* **Instruction**
Please write the listing below out again exactly, leaving every picture behind.

(Dataset records on visual material)

_ _ _

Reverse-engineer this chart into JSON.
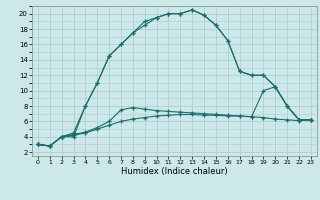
{
  "title": "",
  "xlabel": "Humidex (Indice chaleur)",
  "bg_color": "#cce8e8",
  "grid_color": "#aacccc",
  "line_color": "#1a6e6e",
  "xlim": [
    -0.5,
    23.5
  ],
  "ylim": [
    1.5,
    21.0
  ],
  "xticks": [
    0,
    1,
    2,
    3,
    4,
    5,
    6,
    7,
    8,
    9,
    10,
    11,
    12,
    13,
    14,
    15,
    16,
    17,
    18,
    19,
    20,
    21,
    22,
    23
  ],
  "yticks": [
    2,
    4,
    6,
    8,
    10,
    12,
    14,
    16,
    18,
    20
  ],
  "line1_x": [
    0,
    1,
    2,
    3,
    4,
    5,
    6,
    7,
    8,
    9,
    10,
    11,
    12,
    13,
    14,
    15,
    16,
    17,
    18,
    19,
    20,
    21,
    22,
    23
  ],
  "line1_y": [
    3.0,
    2.8,
    4.0,
    4.2,
    4.5,
    5.0,
    5.5,
    6.0,
    6.3,
    6.5,
    6.7,
    6.8,
    6.9,
    6.9,
    6.8,
    6.8,
    6.7,
    6.7,
    6.6,
    6.5,
    6.3,
    6.2,
    6.1,
    6.2
  ],
  "line2_x": [
    0,
    1,
    2,
    3,
    4,
    5,
    6,
    7,
    8,
    9,
    10,
    11,
    12,
    13,
    14,
    15,
    16,
    17,
    18,
    19,
    20,
    21,
    22,
    23
  ],
  "line2_y": [
    3.0,
    2.8,
    4.0,
    4.3,
    4.6,
    5.2,
    6.0,
    7.5,
    7.8,
    7.6,
    7.4,
    7.3,
    7.2,
    7.1,
    7.0,
    6.9,
    6.8,
    6.7,
    6.6,
    10.0,
    10.5,
    8.0,
    6.2,
    6.2
  ],
  "line3_x": [
    0,
    1,
    2,
    3,
    4,
    5,
    6,
    7,
    8,
    9,
    10,
    11,
    12,
    13,
    14,
    15,
    16,
    17,
    18,
    19,
    20,
    21,
    22,
    23
  ],
  "line3_y": [
    3.0,
    2.8,
    4.0,
    4.5,
    8.0,
    11.0,
    14.5,
    16.0,
    17.5,
    18.5,
    19.5,
    20.0,
    20.0,
    20.5,
    19.8,
    18.5,
    16.5,
    12.5,
    12.0,
    12.0,
    10.5,
    8.0,
    6.2,
    6.2
  ],
  "line4_x": [
    0,
    1,
    2,
    3,
    4,
    5,
    6,
    7,
    8,
    9,
    10,
    11,
    12,
    13,
    14,
    15,
    16,
    17,
    18,
    19,
    20,
    21,
    22,
    23
  ],
  "line4_y": [
    3.0,
    2.8,
    4.0,
    4.0,
    8.0,
    11.0,
    14.5,
    16.0,
    17.5,
    19.0,
    19.5,
    20.0,
    20.0,
    20.5,
    19.8,
    18.5,
    16.5,
    12.5,
    12.0,
    12.0,
    10.5,
    8.0,
    6.2,
    6.2
  ]
}
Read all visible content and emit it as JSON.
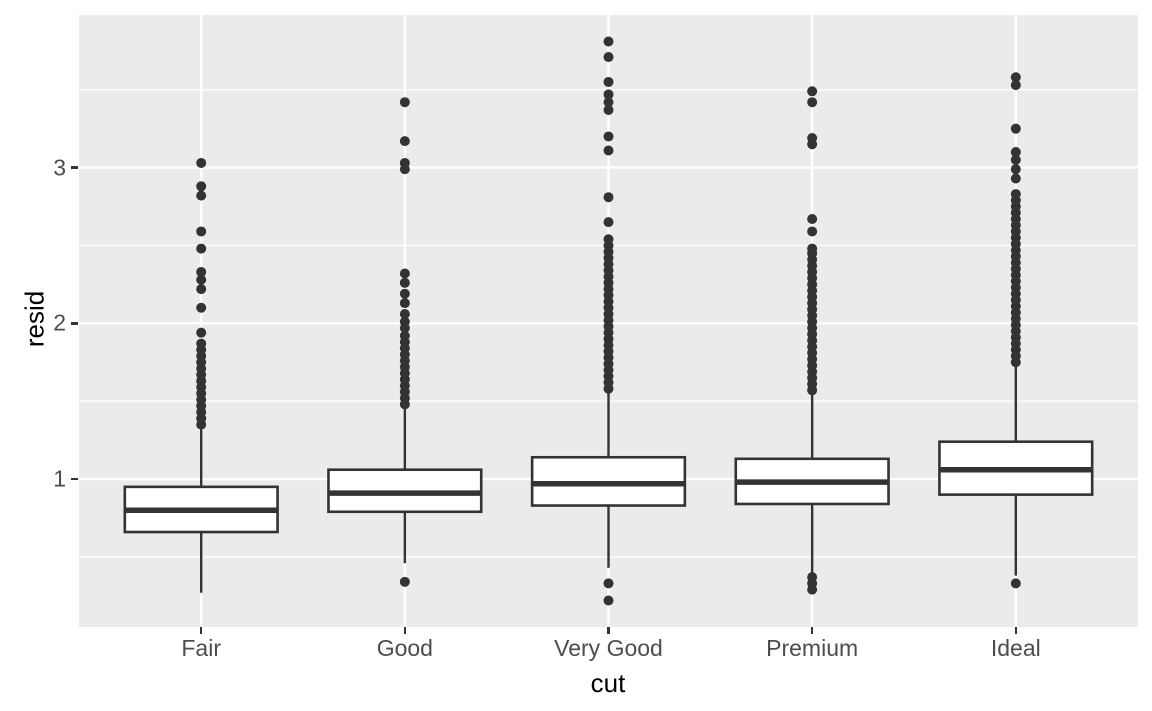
{
  "chart_data": {
    "type": "boxplot",
    "title": "",
    "xlabel": "cut",
    "ylabel": "resid",
    "categories": [
      "Fair",
      "Good",
      "Very Good",
      "Premium",
      "Ideal"
    ],
    "y_ticks": [
      1,
      2,
      3
    ],
    "y_tick_labels": [
      "1",
      "2",
      "3"
    ],
    "y_minor_gridlines": [
      0.5,
      1.5,
      2.5,
      3.5
    ],
    "ylim": [
      0.05,
      3.98
    ],
    "grid": "on",
    "legend": "none",
    "series": [
      {
        "category": "Fair",
        "lower_whisker": 0.27,
        "q1": 0.66,
        "median": 0.8,
        "q3": 0.95,
        "upper_whisker": 1.33,
        "outliers_low": [],
        "outliers_high": [
          1.35,
          1.39,
          1.43,
          1.47,
          1.51,
          1.55,
          1.59,
          1.63,
          1.67,
          1.71,
          1.75,
          1.79,
          1.83,
          1.87,
          1.94,
          2.1,
          2.22,
          2.28,
          2.33,
          2.48,
          2.59,
          2.82,
          2.88,
          3.03
        ]
      },
      {
        "category": "Good",
        "lower_whisker": 0.46,
        "q1": 0.79,
        "median": 0.91,
        "q3": 1.06,
        "upper_whisker": 1.48,
        "outliers_low": [
          0.34
        ],
        "outliers_high": [
          1.48,
          1.52,
          1.56,
          1.6,
          1.64,
          1.68,
          1.72,
          1.76,
          1.8,
          1.84,
          1.88,
          1.92,
          1.97,
          2.01,
          2.06,
          2.13,
          2.19,
          2.26,
          2.32,
          2.99,
          3.03,
          3.17,
          3.42
        ]
      },
      {
        "category": "Very Good",
        "lower_whisker": 0.43,
        "q1": 0.83,
        "median": 0.97,
        "q3": 1.14,
        "upper_whisker": 1.58,
        "outliers_low": [
          0.33,
          0.22
        ],
        "outliers_high": [
          1.58,
          1.62,
          1.66,
          1.7,
          1.74,
          1.78,
          1.82,
          1.86,
          1.9,
          1.94,
          1.98,
          2.02,
          2.06,
          2.1,
          2.14,
          2.18,
          2.22,
          2.26,
          2.3,
          2.34,
          2.38,
          2.42,
          2.46,
          2.5,
          2.54,
          2.65,
          2.81,
          3.11,
          3.2,
          3.37,
          3.42,
          3.47,
          3.55,
          3.71,
          3.81
        ]
      },
      {
        "category": "Premium",
        "lower_whisker": 0.4,
        "q1": 0.84,
        "median": 0.98,
        "q3": 1.13,
        "upper_whisker": 1.57,
        "outliers_low": [
          0.37,
          0.33,
          0.29
        ],
        "outliers_high": [
          1.57,
          1.61,
          1.65,
          1.69,
          1.73,
          1.77,
          1.81,
          1.85,
          1.89,
          1.93,
          1.97,
          2.01,
          2.05,
          2.09,
          2.13,
          2.17,
          2.21,
          2.25,
          2.29,
          2.33,
          2.37,
          2.41,
          2.45,
          2.48,
          2.59,
          2.67,
          3.15,
          3.19,
          3.42,
          3.49
        ]
      },
      {
        "category": "Ideal",
        "lower_whisker": 0.38,
        "q1": 0.9,
        "median": 1.06,
        "q3": 1.24,
        "upper_whisker": 1.75,
        "outliers_low": [
          0.33
        ],
        "outliers_high": [
          1.75,
          1.79,
          1.83,
          1.87,
          1.91,
          1.95,
          1.99,
          2.03,
          2.07,
          2.11,
          2.15,
          2.19,
          2.23,
          2.27,
          2.31,
          2.35,
          2.39,
          2.43,
          2.47,
          2.51,
          2.55,
          2.59,
          2.63,
          2.67,
          2.71,
          2.75,
          2.79,
          2.83,
          2.93,
          2.99,
          3.05,
          3.1,
          3.25,
          3.53,
          3.58
        ]
      }
    ],
    "style": {
      "panel_bg": "#EBEBEB",
      "grid_color": "#FFFFFF",
      "box_stroke": "#333333",
      "box_fill": "#FFFFFF",
      "outlier_color": "#333333",
      "axis_text_color": "#4D4D4D",
      "tick_mark_color": "#333333",
      "axis_title_color": "#000000"
    }
  }
}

_ _ _

* **Output of the exercise**
Reverse-engineer this chart into JSON.
{
  "title": "",
  "xlabel": "Humidex (Indice chaleur)",
  "bg_color": "#cce8e8",
  "grid_color": "#aacccc",
  "line_color": "#1a6e6e",
  "xlim": [
    -0.5,
    23.5
  ],
  "ylim": [
    1.5,
    21.0
  ],
  "xticks": [
    0,
    1,
    2,
    3,
    4,
    5,
    6,
    7,
    8,
    9,
    10,
    11,
    12,
    13,
    14,
    15,
    16,
    17,
    18,
    19,
    20,
    21,
    22,
    23
  ],
  "yticks": [
    2,
    4,
    6,
    8,
    10,
    12,
    14,
    16,
    18,
    20
  ],
  "line1_x": [
    0,
    1,
    2,
    3,
    4,
    5,
    6,
    7,
    8,
    9,
    10,
    11,
    12,
    13,
    14,
    15,
    16,
    17,
    18,
    19,
    20,
    21,
    22,
    23
  ],
  "line1_y": [
    3.0,
    2.8,
    4.0,
    4.2,
    4.5,
    5.0,
    5.5,
    6.0,
    6.3,
    6.5,
    6.7,
    6.8,
    6.9,
    6.9,
    6.8,
    6.8,
    6.7,
    6.7,
    6.6,
    6.5,
    6.3,
    6.2,
    6.1,
    6.2
  ],
  "line2_x": [
    0,
    1,
    2,
    3,
    4,
    5,
    6,
    7,
    8,
    9,
    10,
    11,
    12,
    13,
    14,
    15,
    16,
    17,
    18,
    19,
    20,
    21,
    22,
    23
  ],
  "line2_y": [
    3.0,
    2.8,
    4.0,
    4.3,
    4.6,
    5.2,
    6.0,
    7.5,
    7.8,
    7.6,
    7.4,
    7.3,
    7.2,
    7.1,
    7.0,
    6.9,
    6.8,
    6.7,
    6.6,
    10.0,
    10.5,
    8.0,
    6.2,
    6.2
  ],
  "line3_x": [
    0,
    1,
    2,
    3,
    4,
    5,
    6,
    7,
    8,
    9,
    10,
    11,
    12,
    13,
    14,
    15,
    16,
    17,
    18,
    19,
    20,
    21,
    22,
    23
  ],
  "line3_y": [
    3.0,
    2.8,
    4.0,
    4.5,
    8.0,
    11.0,
    14.5,
    16.0,
    17.5,
    18.5,
    19.5,
    20.0,
    20.0,
    20.5,
    19.8,
    18.5,
    16.5,
    12.5,
    12.0,
    12.0,
    10.5,
    8.0,
    6.2,
    6.2
  ],
  "line4_x": [
    0,
    1,
    2,
    3,
    4,
    5,
    6,
    7,
    8,
    9,
    10,
    11,
    12,
    13,
    14,
    15,
    16,
    17,
    18,
    19,
    20,
    21,
    22,
    23
  ],
  "line4_y": [
    3.0,
    2.8,
    4.0,
    4.0,
    8.0,
    11.0,
    14.5,
    16.0,
    17.5,
    19.0,
    19.5,
    20.0,
    20.0,
    20.5,
    19.8,
    18.5,
    16.5,
    12.5,
    12.0,
    12.0,
    10.5,
    8.0,
    6.2,
    6.2
  ]
}
Read all visible content and emit it as JSON.
{
  "chart_data": {
    "type": "boxplot",
    "title": "",
    "xlabel": "cut",
    "ylabel": "resid",
    "categories": [
      "Fair",
      "Good",
      "Very Good",
      "Premium",
      "Ideal"
    ],
    "y_ticks": [
      1,
      2,
      3
    ],
    "y_tick_labels": [
      "1",
      "2",
      "3"
    ],
    "y_minor_gridlines": [
      0.5,
      1.5,
      2.5,
      3.5
    ],
    "ylim": [
      0.05,
      3.98
    ],
    "grid": "on",
    "legend": "none",
    "series": [
      {
        "category": "Fair",
        "lower_whisker": 0.27,
        "q1": 0.66,
        "median": 0.8,
        "q3": 0.95,
        "upper_whisker": 1.33,
        "outliers_low": [],
        "outliers_high": [
          1.35,
          1.39,
          1.43,
          1.47,
          1.51,
          1.55,
          1.59,
          1.63,
          1.67,
          1.71,
          1.75,
          1.79,
          1.83,
          1.87,
          1.94,
          2.1,
          2.22,
          2.28,
          2.33,
          2.48,
          2.59,
          2.82,
          2.88,
          3.03
        ]
      },
      {
        "category": "Good",
        "lower_whisker": 0.46,
        "q1": 0.79,
        "median": 0.91,
        "q3": 1.06,
        "upper_whisker": 1.48,
        "outliers_low": [
          0.34
        ],
        "outliers_high": [
          1.48,
          1.52,
          1.56,
          1.6,
          1.64,
          1.68,
          1.72,
          1.76,
          1.8,
          1.84,
          1.88,
          1.92,
          1.97,
          2.01,
          2.06,
          2.13,
          2.19,
          2.26,
          2.32,
          2.99,
          3.03,
          3.17,
          3.42
        ]
      },
      {
        "category": "Very Good",
        "lower_whisker": 0.43,
        "q1": 0.83,
        "median": 0.97,
        "q3": 1.14,
        "upper_whisker": 1.58,
        "outliers_low": [
          0.33,
          0.22
        ],
        "outliers_high": [
          1.58,
          1.62,
          1.66,
          1.7,
          1.74,
          1.78,
          1.82,
          1.86,
          1.9,
          1.94,
          1.98,
          2.02,
          2.06,
          2.1,
          2.14,
          2.18,
          2.22,
          2.26,
          2.3,
          2.34,
          2.38,
          2.42,
          2.46,
          2.5,
          2.54,
          2.65,
          2.81,
          3.11,
          3.2,
          3.37,
          3.42,
          3.47,
          3.55,
          3.71,
          3.81
        ]
      },
      {
        "category": "Premium",
        "lower_whisker": 0.4,
        "q1": 0.84,
        "median": 0.98,
        "q3": 1.13,
        "upper_whisker": 1.57,
        "outliers_low": [
          0.37,
          0.33,
          0.29
        ],
        "outliers_high": [
          1.57,
          1.61,
          1.65,
          1.69,
          1.73,
          1.77,
          1.81,
          1.85,
          1.89,
          1.93,
          1.97,
          2.01,
          2.05,
          2.09,
          2.13,
          2.17,
          2.21,
          2.25,
          2.29,
          2.33,
          2.37,
          2.41,
          2.45,
          2.48,
          2.59,
          2.67,
          3.15,
          3.19,
          3.42,
          3.49
        ]
      },
      {
        "category": "Ideal",
        "lower_whisker": 0.38,
        "q1": 0.9,
        "median": 1.06,
        "q3": 1.24,
        "upper_whisker": 1.75,
        "outliers_low": [
          0.33
        ],
        "outliers_high": [
          1.75,
          1.79,
          1.83,
          1.87,
          1.91,
          1.95,
          1.99,
          2.03,
          2.07,
          2.11,
          2.15,
          2.19,
          2.23,
          2.27,
          2.31,
          2.35,
          2.39,
          2.43,
          2.47,
          2.51,
          2.55,
          2.59,
          2.63,
          2.67,
          2.71,
          2.75,
          2.79,
          2.83,
          2.93,
          2.99,
          3.05,
          3.1,
          3.25,
          3.53,
          3.58
        ]
      }
    ],
    "style": {
      "panel_bg": "#EBEBEB",
      "grid_color": "#FFFFFF",
      "box_stroke": "#333333",
      "box_fill": "#FFFFFF",
      "outlier_color": "#333333",
      "axis_text_color": "#4D4D4D",
      "tick_mark_color": "#333333",
      "axis_title_color": "#000000"
    }
  }
}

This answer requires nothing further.